* _WHAT THE TASK REQUIRES_: Retype the records below exactly as they appear.

((

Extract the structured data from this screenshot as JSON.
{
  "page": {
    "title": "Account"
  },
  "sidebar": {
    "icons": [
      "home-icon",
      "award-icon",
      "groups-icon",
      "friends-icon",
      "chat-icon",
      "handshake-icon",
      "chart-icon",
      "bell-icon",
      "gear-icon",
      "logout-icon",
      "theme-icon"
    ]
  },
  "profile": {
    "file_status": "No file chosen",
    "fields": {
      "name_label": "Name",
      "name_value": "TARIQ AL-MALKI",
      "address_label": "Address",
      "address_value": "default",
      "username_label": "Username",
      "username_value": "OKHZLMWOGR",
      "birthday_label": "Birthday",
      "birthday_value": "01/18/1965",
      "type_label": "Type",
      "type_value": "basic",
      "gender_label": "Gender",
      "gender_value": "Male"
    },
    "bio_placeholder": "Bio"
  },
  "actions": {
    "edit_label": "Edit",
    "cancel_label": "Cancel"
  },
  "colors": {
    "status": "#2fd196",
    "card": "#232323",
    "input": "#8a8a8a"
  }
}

))

* _PROBLEM SOLUTION_:
Extract the structured data from this screenshot as JSON.
{
  "page": {
    "title": "Account"
  },
  "sidebar": {
    "icons": [
      "home-icon",
      "award-icon",
      "groups-icon",
      "friends-icon",
      "chat-icon",
      "handshake-icon",
      "chart-icon",
      "bell-icon",
      "gear-icon",
      "logout-icon",
      "theme-icon"
    ]
  },
  "profile": {
    "file_status": "No file chosen",
    "fields": {
      "name_label": "Name",
      "name_value": "TARIQ AL-MALKI",
      "address_label": "Address",
      "address_value": "default",
      "username_label": "Username",
      "username_value": "OKHZLMWOGR",
      "birthday_label": "Birthday",
      "birthday_value": "01/18/1965",
      "type_label": "Type",
      "type_value": "basic",
      "gender_label": "Gender",
      "gender_value": "Male"
    },
    "bio_placeholder": "Bio"
  },
  "actions": {
    "edit_label": "Edit",
    "cancel_label": "Cancel"
  },
  "colors": {
    "status": "#2fd196",
    "card": "#232323",
    "input": "#8a8a8a"
  }
}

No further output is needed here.